• GIVEN EXERCISE: Copy out each line of the data holding "style".
--- Start of EXCERPTED DATA ---
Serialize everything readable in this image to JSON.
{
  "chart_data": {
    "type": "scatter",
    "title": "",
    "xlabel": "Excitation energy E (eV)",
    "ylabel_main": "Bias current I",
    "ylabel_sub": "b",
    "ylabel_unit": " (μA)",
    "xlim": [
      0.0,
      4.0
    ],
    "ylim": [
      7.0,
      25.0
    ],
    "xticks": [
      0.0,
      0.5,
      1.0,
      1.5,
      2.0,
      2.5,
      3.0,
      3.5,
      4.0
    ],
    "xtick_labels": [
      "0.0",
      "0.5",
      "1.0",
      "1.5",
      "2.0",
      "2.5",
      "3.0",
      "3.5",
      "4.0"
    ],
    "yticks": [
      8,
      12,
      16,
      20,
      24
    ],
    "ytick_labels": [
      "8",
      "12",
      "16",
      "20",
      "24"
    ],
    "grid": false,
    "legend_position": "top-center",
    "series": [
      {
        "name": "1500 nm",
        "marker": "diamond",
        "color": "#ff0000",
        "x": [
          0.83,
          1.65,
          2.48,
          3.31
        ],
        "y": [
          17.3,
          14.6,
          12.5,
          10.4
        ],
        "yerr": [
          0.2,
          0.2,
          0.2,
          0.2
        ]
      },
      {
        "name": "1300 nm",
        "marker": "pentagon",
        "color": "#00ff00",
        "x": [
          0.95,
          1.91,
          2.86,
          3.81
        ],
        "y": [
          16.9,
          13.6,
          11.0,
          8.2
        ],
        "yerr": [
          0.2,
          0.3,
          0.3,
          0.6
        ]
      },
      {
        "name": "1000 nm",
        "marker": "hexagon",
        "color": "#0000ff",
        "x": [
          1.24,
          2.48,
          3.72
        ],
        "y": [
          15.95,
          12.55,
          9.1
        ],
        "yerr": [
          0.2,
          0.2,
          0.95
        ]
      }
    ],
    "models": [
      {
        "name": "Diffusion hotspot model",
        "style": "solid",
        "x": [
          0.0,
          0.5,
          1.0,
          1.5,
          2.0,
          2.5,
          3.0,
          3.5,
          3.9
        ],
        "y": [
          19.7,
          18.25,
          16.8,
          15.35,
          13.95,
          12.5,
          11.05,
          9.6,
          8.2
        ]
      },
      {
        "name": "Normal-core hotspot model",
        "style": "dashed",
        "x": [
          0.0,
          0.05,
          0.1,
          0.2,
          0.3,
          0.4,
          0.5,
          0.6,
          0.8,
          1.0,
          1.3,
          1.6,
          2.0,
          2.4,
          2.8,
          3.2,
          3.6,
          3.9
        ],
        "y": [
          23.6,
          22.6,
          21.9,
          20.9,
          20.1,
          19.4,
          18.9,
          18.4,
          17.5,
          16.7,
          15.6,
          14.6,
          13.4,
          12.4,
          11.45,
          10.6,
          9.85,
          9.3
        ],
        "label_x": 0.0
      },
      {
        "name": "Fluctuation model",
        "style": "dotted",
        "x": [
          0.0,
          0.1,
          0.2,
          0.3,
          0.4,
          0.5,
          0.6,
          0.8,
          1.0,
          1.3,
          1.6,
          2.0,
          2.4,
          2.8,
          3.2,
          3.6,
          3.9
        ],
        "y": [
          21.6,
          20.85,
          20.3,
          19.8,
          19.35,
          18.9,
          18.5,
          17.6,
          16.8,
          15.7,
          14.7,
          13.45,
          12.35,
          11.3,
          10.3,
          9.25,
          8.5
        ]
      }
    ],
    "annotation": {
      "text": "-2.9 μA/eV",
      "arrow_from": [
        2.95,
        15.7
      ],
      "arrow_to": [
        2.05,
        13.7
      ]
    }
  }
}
--- End of EXCERPTED DATA ---
• THE COMPLETED TASK:
        "style": "solid",
        "style": "dashed",
        "style": "dotted",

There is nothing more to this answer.